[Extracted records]
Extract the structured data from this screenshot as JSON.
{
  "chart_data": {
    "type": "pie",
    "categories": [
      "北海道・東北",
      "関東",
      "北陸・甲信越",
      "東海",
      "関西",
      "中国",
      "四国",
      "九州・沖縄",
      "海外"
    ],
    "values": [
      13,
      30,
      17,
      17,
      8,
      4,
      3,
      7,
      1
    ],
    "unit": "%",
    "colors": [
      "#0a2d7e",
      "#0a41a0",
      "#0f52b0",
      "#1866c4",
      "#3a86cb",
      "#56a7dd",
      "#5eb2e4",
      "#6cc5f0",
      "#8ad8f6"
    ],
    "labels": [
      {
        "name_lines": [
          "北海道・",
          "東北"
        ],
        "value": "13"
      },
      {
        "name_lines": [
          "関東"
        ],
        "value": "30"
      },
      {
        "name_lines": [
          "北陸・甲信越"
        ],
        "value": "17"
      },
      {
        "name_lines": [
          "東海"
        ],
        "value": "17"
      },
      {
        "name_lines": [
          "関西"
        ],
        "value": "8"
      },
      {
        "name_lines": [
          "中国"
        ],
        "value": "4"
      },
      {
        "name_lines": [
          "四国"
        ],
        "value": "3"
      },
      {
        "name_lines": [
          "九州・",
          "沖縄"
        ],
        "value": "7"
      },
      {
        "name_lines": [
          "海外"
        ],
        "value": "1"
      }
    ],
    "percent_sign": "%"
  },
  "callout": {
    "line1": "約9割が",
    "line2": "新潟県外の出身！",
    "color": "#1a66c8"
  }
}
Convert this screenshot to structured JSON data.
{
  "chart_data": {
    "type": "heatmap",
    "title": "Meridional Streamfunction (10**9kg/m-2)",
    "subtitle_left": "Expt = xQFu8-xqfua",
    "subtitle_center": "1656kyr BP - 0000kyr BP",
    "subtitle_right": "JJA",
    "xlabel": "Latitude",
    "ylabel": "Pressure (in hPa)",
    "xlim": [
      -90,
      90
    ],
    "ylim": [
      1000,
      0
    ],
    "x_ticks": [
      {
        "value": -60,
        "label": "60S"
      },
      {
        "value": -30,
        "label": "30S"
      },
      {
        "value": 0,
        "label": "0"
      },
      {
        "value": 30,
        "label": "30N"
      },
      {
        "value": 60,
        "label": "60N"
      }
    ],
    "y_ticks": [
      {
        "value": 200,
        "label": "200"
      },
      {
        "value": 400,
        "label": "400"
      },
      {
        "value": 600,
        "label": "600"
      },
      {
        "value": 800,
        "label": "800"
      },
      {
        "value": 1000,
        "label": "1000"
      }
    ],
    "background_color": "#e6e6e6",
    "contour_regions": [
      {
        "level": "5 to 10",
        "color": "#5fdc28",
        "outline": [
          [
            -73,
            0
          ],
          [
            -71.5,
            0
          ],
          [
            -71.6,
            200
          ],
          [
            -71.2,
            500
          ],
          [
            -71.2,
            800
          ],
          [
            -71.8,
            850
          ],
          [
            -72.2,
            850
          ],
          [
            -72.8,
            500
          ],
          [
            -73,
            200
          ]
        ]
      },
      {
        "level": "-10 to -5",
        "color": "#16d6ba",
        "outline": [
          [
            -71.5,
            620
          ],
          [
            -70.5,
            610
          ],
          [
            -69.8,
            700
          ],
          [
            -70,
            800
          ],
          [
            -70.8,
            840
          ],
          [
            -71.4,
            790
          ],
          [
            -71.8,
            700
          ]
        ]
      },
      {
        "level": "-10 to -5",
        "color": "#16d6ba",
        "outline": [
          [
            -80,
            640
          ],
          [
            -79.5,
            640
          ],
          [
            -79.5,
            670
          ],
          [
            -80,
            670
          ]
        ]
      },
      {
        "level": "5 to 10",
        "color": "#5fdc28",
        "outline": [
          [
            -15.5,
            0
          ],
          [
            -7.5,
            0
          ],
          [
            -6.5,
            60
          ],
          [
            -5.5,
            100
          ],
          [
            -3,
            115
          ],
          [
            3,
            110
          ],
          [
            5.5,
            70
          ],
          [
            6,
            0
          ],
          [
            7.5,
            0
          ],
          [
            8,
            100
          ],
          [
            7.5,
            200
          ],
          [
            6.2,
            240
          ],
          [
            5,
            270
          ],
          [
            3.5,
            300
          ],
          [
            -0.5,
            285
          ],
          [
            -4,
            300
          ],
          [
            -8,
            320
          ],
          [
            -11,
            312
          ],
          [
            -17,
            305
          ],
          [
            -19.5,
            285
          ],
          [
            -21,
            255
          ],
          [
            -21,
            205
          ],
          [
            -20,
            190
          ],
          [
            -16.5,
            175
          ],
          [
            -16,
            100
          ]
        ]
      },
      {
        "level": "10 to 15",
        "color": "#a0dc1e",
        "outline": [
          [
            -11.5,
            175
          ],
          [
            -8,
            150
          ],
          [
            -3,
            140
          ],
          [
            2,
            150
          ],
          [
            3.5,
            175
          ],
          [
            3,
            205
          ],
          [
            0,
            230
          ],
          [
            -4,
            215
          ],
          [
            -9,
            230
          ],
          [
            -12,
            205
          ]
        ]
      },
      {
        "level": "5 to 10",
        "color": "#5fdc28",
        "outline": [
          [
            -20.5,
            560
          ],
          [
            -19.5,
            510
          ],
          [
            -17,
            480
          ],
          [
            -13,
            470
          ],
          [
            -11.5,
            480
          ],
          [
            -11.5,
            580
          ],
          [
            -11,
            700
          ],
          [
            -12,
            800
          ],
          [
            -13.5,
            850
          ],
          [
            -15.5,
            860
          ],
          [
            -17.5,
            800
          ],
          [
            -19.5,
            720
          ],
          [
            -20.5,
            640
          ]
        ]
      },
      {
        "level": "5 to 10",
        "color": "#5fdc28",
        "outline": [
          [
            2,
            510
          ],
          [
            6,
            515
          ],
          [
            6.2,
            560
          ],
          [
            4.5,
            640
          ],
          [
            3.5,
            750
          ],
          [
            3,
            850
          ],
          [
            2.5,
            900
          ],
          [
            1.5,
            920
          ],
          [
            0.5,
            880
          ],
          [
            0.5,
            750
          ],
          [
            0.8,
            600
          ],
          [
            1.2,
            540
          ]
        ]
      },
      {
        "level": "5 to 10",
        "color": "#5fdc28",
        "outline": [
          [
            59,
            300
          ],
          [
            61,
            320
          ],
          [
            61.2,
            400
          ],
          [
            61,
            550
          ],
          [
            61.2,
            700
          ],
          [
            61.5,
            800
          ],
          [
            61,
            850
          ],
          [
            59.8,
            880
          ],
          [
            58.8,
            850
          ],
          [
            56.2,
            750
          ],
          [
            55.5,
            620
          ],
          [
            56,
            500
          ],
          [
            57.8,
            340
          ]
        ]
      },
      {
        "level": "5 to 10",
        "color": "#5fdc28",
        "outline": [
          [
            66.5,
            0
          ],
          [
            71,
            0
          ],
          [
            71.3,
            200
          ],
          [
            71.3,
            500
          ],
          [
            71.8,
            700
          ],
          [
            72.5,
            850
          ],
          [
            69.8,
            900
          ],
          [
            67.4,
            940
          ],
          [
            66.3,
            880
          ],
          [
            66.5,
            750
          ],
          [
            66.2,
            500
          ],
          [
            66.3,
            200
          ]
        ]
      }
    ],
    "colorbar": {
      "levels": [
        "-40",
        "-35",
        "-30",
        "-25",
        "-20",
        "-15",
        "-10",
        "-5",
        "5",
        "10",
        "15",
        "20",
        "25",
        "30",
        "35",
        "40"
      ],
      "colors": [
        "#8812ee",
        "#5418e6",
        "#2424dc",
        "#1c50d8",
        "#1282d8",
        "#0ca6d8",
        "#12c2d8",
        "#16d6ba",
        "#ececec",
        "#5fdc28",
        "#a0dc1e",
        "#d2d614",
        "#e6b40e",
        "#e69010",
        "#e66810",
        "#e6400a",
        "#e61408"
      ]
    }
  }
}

[Job]: Which lines of the material contain the string "JSON"? List each of them.

[Solution to the problem]:
Extract the structured data from this screenshot as JSON.
Convert this screenshot to structured JSON data.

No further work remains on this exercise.